▶ OBJECTIVE
Count every line that has the word "glasses" in it; give no more than the number.

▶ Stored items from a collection

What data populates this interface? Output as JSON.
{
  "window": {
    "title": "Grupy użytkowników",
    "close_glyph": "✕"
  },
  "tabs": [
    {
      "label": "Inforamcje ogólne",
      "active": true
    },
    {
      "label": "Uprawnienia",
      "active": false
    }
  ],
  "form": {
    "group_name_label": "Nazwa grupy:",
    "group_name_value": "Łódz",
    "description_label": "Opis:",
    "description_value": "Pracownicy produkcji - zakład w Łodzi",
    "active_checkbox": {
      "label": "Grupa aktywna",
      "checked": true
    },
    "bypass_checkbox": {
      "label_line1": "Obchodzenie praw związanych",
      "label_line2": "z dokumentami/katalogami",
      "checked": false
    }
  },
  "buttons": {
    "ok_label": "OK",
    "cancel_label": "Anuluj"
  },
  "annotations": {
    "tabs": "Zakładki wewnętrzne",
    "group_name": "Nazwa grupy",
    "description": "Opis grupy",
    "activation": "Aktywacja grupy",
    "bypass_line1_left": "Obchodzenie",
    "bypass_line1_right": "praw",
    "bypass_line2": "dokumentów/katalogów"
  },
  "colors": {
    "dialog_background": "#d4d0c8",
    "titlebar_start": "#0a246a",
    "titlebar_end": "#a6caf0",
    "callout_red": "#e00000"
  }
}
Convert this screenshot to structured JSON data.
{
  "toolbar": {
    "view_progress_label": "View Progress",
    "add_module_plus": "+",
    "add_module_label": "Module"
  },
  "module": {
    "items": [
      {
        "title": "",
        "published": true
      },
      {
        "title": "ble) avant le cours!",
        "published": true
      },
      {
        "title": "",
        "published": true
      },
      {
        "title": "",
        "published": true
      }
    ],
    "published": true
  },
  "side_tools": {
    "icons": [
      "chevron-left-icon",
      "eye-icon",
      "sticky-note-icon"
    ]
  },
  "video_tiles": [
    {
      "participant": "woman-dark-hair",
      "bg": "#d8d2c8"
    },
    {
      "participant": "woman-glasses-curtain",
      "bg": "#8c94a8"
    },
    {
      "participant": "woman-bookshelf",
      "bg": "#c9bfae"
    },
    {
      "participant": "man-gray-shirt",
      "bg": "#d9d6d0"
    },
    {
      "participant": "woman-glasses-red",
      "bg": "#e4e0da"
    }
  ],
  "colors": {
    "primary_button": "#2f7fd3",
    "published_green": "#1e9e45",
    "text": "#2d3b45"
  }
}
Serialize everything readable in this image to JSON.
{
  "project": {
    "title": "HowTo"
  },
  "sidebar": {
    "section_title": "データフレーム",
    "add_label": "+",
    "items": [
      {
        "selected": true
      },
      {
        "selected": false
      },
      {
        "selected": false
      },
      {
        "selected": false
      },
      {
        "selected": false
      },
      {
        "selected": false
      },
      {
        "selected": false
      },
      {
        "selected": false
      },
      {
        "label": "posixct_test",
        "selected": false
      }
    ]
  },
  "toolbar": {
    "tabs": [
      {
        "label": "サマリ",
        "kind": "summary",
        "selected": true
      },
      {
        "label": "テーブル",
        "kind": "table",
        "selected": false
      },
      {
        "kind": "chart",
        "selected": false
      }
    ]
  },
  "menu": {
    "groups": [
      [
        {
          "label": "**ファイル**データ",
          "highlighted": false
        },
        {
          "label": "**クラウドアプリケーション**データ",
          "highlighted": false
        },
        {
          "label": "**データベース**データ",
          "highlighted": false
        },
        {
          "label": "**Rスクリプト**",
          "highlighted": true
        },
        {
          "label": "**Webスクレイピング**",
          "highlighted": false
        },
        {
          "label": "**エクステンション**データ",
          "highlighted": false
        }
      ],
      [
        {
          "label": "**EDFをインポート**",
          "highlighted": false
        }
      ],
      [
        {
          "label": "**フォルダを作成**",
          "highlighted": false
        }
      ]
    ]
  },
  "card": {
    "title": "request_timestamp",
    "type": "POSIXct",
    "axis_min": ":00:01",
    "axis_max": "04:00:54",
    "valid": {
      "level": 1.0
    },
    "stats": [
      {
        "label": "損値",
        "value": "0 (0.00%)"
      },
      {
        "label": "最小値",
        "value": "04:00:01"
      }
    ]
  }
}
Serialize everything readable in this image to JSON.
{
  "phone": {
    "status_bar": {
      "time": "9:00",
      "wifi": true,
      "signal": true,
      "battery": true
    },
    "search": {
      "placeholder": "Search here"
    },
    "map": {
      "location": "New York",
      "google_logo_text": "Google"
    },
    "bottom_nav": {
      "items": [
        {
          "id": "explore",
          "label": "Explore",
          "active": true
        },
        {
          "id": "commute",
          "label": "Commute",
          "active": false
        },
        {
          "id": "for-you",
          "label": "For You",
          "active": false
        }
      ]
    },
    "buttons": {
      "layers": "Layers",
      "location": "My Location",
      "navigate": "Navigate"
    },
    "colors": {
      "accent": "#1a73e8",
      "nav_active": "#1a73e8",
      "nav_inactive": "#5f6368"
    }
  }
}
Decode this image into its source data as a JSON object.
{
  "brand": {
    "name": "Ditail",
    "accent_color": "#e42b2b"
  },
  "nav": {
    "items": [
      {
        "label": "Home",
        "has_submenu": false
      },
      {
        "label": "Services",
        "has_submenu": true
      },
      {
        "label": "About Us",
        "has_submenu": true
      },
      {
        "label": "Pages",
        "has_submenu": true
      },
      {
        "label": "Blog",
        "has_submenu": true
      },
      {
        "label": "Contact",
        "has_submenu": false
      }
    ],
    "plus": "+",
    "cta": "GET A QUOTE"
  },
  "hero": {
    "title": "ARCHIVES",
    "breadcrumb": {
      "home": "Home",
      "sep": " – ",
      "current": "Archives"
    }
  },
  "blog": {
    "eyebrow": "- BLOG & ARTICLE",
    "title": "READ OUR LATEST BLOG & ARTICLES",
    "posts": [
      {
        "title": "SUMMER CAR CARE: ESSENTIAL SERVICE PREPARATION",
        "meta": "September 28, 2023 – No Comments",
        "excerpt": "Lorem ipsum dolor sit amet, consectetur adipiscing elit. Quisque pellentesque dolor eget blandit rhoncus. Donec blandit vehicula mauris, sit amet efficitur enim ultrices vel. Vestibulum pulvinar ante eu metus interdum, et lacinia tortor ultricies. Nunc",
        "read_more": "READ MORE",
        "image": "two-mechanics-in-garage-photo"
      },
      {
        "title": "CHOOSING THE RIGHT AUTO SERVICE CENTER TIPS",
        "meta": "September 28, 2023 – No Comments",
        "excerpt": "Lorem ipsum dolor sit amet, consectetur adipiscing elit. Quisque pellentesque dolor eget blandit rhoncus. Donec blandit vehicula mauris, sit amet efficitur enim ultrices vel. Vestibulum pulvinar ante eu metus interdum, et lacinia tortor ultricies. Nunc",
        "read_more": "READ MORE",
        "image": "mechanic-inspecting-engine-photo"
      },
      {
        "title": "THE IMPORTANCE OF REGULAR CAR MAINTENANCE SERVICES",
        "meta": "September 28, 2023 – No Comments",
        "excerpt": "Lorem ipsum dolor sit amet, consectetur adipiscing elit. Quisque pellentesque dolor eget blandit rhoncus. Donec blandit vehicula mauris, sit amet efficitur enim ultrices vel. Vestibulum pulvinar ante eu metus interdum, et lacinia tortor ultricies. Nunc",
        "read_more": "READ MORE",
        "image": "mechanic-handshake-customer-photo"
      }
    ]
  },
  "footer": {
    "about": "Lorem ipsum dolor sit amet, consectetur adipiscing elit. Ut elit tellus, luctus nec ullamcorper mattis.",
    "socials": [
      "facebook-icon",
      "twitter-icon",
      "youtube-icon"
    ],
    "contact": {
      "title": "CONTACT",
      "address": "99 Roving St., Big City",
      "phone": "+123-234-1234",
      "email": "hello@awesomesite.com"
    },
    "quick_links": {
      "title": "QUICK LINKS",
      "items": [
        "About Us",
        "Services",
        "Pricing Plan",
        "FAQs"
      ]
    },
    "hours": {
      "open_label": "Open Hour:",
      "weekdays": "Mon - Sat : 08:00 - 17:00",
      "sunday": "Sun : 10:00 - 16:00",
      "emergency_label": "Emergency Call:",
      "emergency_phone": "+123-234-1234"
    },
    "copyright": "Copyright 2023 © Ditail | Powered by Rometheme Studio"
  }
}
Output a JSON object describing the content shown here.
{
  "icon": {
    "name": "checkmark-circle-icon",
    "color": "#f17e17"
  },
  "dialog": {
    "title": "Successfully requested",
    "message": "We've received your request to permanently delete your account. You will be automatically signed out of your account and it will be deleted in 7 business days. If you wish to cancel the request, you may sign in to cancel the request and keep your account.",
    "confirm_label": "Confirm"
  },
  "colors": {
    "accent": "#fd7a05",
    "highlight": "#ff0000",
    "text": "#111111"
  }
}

▶ REPLY TO THE EXERCISE
2